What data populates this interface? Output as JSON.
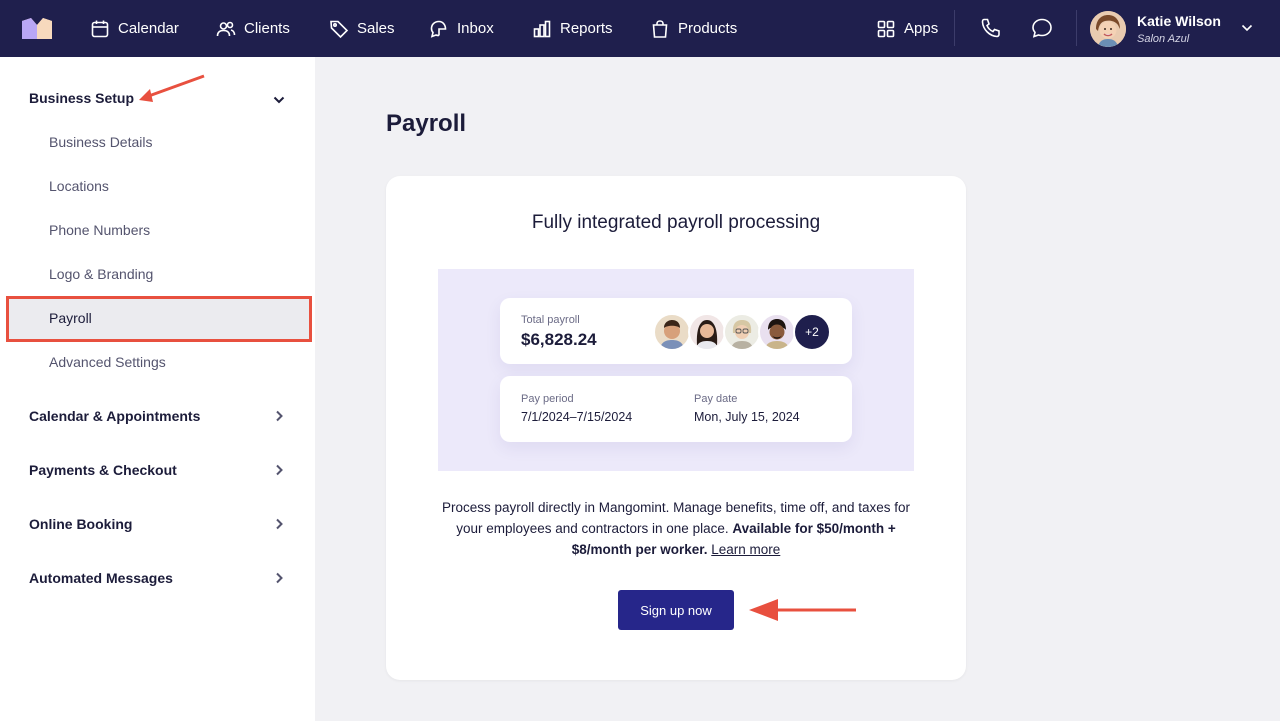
{
  "topbar": {
    "nav": [
      {
        "label": "Calendar",
        "icon": "calendar-icon"
      },
      {
        "label": "Clients",
        "icon": "clients-icon"
      },
      {
        "label": "Sales",
        "icon": "tag-icon"
      },
      {
        "label": "Inbox",
        "icon": "inbox-icon"
      },
      {
        "label": "Reports",
        "icon": "reports-icon"
      },
      {
        "label": "Products",
        "icon": "bag-icon"
      }
    ],
    "apps_label": "Apps",
    "user": {
      "name": "Katie Wilson",
      "location": "Salon Azul"
    }
  },
  "sidebar": {
    "sections": [
      {
        "label": "Business Setup",
        "expanded": true
      },
      {
        "label": "Calendar & Appointments",
        "expanded": false
      },
      {
        "label": "Payments & Checkout",
        "expanded": false
      },
      {
        "label": "Online Booking",
        "expanded": false
      },
      {
        "label": "Automated Messages",
        "expanded": false
      }
    ],
    "business_setup_items": [
      "Business Details",
      "Locations",
      "Phone Numbers",
      "Logo & Branding",
      "Payroll",
      "Advanced Settings"
    ],
    "active_item": "Payroll"
  },
  "main": {
    "page_title": "Payroll",
    "card": {
      "title": "Fully integrated payroll processing",
      "illustration": {
        "total_label": "Total payroll",
        "total_value": "$6,828.24",
        "more_count": "+2",
        "pay_period_label": "Pay period",
        "pay_period_value": "7/1/2024–7/15/2024",
        "pay_date_label": "Pay date",
        "pay_date_value": "Mon, July 15, 2024"
      },
      "description_plain": "Process payroll directly in Mangomint. Manage benefits, time off, and taxes for your employees and contractors in one place.",
      "description_bold": "Available for $50/month + $8/month per worker.",
      "learn_more": "Learn more",
      "cta": "Sign up now"
    }
  },
  "colors": {
    "topbar_bg": "#1f1f4d",
    "accent": "#26268a",
    "annotation": "#e8503f"
  }
}
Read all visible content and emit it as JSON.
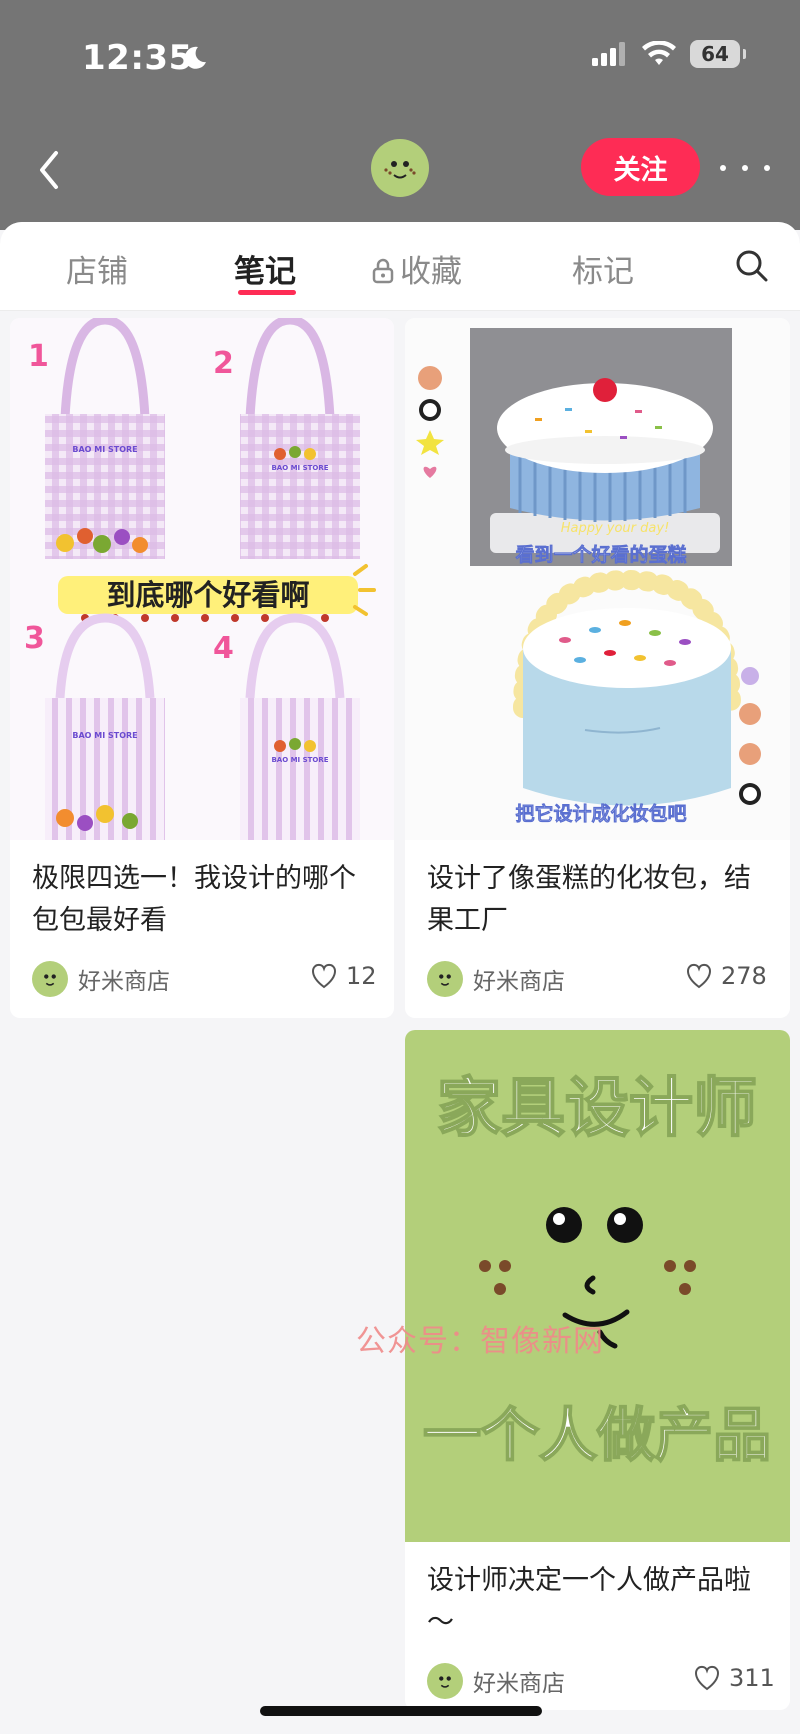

####################

# Task to carry out:
Reproduce the data verbatim. Do not carry any picture into the copy.

# Answer for the task:
What data populates this interface? Output as JSON.
{
  "topbar": {
    "nav": [
      {
        "label": "Calendar",
        "icon": "calendar-icon"
      },
      {
        "label": "Clients",
        "icon": "clients-icon"
      },
      {
        "label": "Sales",
        "icon": "tag-icon"
      },
      {
        "label": "Inbox",
        "icon": "inbox-icon"
      },
      {
        "label": "Reports",
        "icon": "reports-icon"
      },
      {
        "label": "Products",
        "icon": "bag-icon"
      }
    ],
    "apps_label": "Apps",
    "user": {
      "name": "Katie Wilson",
      "location": "Salon Azul"
    }
  },
  "sidebar": {
    "sections": [
      {
        "label": "Business Setup",
        "expanded": true
      },
      {
        "label": "Calendar & Appointments",
        "expanded": false
      },
      {
        "label": "Payments & Checkout",
        "expanded": false
      },
      {
        "label": "Online Booking",
        "expanded": false
      },
      {
        "label": "Automated Messages",
        "expanded": false
      }
    ],
    "business_setup_items": [
      "Business Details",
      "Locations",
      "Phone Numbers",
      "Logo & Branding",
      "Payroll",
      "Advanced Settings"
    ],
    "active_item": "Payroll"
  },
  "main": {
    "page_title": "Payroll",
    "card": {
      "title": "Fully integrated payroll processing",
      "illustration": {
        "total_label": "Total payroll",
        "total_value": "$6,828.24",
        "more_count": "+2",
        "pay_period_label": "Pay period",
        "pay_period_value": "7/1/2024–7/15/2024",
        "pay_date_label": "Pay date",
        "pay_date_value": "Mon, July 15, 2024"
      },
      "description_plain": "Process payroll directly in Mangomint. Manage benefits, time off, and taxes for your employees and contractors in one place.",
      "description_bold": "Available for $50/month + $8/month per worker.",
      "learn_more": "Learn more",
      "cta": "Sign up now"
    }
  },
  "colors": {
    "topbar_bg": "#1f1f4d",
    "accent": "#26268a",
    "annotation": "#e8503f"
  }
}
Read all visible content and emit it as JSON.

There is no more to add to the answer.